Data listing:
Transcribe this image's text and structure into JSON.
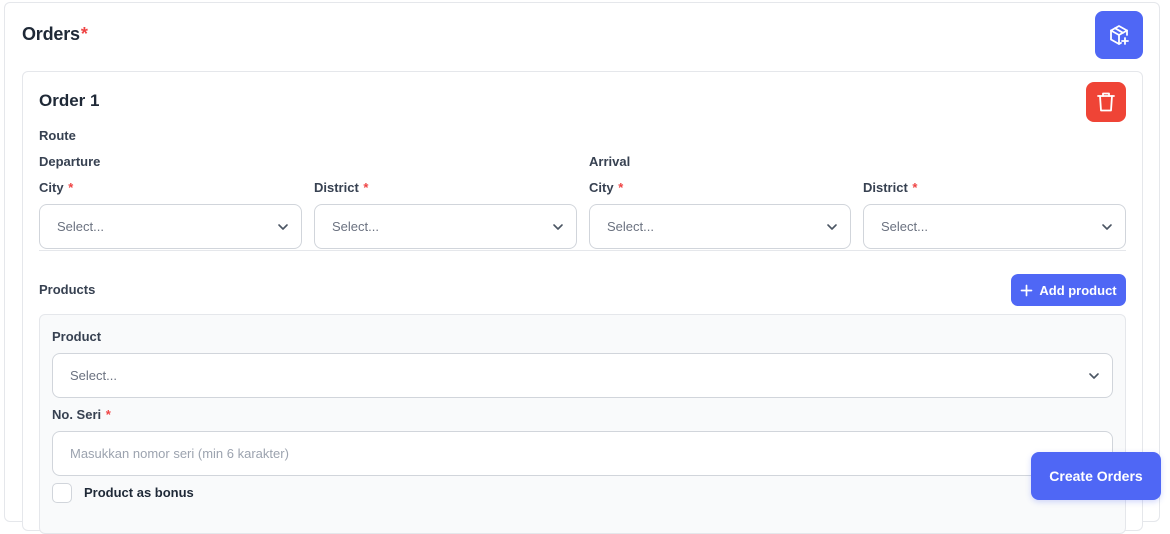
{
  "orders": {
    "title": "Orders",
    "required_mark": "*",
    "add_order_icon": "package-plus-icon"
  },
  "order": {
    "title": "Order 1",
    "delete_icon": "trash-icon",
    "route_label": "Route",
    "departure": {
      "label": "Departure",
      "city_label": "City",
      "city_placeholder": "Select...",
      "district_label": "District",
      "district_placeholder": "Select..."
    },
    "arrival": {
      "label": "Arrival",
      "city_label": "City",
      "city_placeholder": "Select...",
      "district_label": "District",
      "district_placeholder": "Select..."
    },
    "required_mark": "*"
  },
  "products": {
    "label": "Products",
    "add_button_label": "Add product",
    "add_button_icon": "plus-icon",
    "product_label": "Product",
    "product_placeholder": "Select...",
    "serial_label": "No. Seri",
    "serial_placeholder": "Masukkan nomor seri (min 6 karakter)",
    "bonus_label": "Product as bonus"
  },
  "actions": {
    "create_label": "Create Orders"
  },
  "colors": {
    "primary": "#4f67f5",
    "danger": "#ef4436",
    "required": "#ef4444"
  }
}
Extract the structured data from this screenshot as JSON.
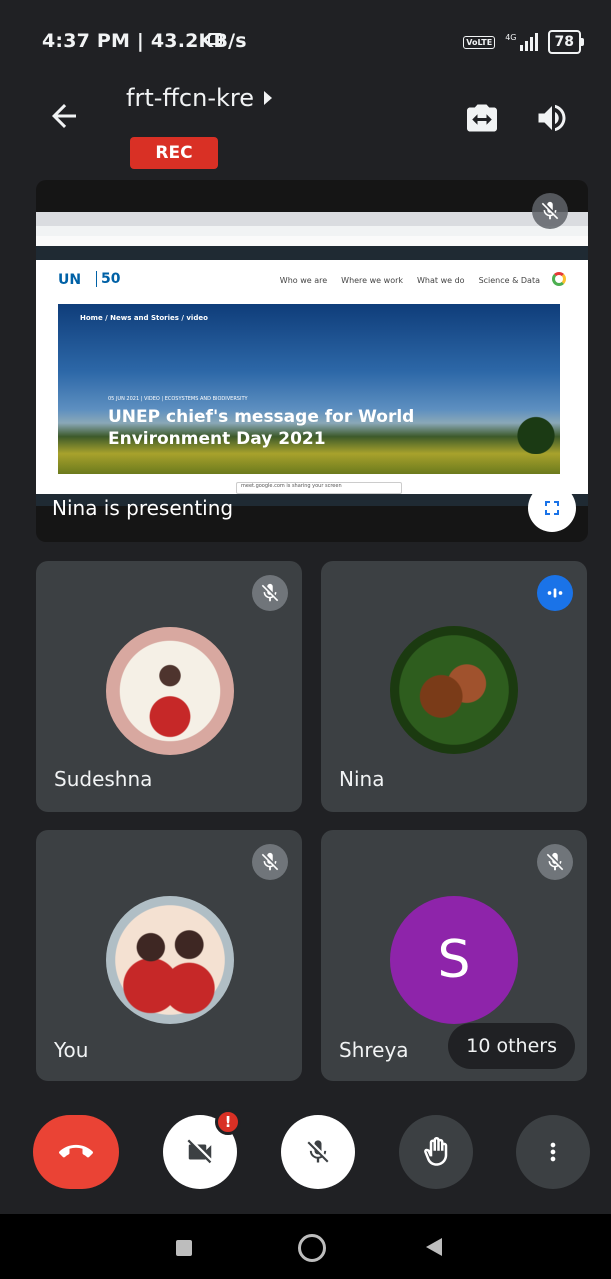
{
  "status_bar": {
    "time_speed": "4:37 PM | 43.2KB/s",
    "volte": "VoLTE",
    "network": "4G",
    "battery": "78"
  },
  "header": {
    "meeting_code": "frt-ffcn-kre",
    "rec_label": "REC"
  },
  "presentation": {
    "presenter_label": "Nina is presenting",
    "screen": {
      "breadcrumb": "Home / News and Stories / video",
      "date_line": "05 JUN 2021 | VIDEO | ECOSYSTEMS AND BIODIVERSITY",
      "headline": "UNEP chief's message for World Environment Day 2021",
      "logo_un": "UN",
      "logo_50": "50",
      "nav_links": [
        "Who we are",
        "Where we work",
        "What we do",
        "Science & Data"
      ],
      "share_text": "meet.google.com is sharing your screen"
    }
  },
  "participants": [
    {
      "name": "Sudeshna",
      "status": "muted"
    },
    {
      "name": "Nina",
      "status": "speaking"
    },
    {
      "name": "You",
      "status": "muted"
    },
    {
      "name": "Shreya",
      "status": "muted",
      "initial": "S"
    }
  ],
  "others_label": "10 others",
  "controls": {
    "camera_badge": "!"
  },
  "colors": {
    "background": "#202124",
    "tile": "#3c4043",
    "end_call": "#ea4335",
    "rec": "#d93025",
    "speaking": "#1a73e8",
    "avatar_shreya": "#8e24aa"
  }
}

§ **EXERCISE TASK**: Scan the listing above for the word "icon" and show each line where it is found.

§ **OUTPUT BELOW**:
    "add_order_icon": "package-plus-icon"
    "delete_icon": "trash-icon",
    "add_button_icon": "plus-icon",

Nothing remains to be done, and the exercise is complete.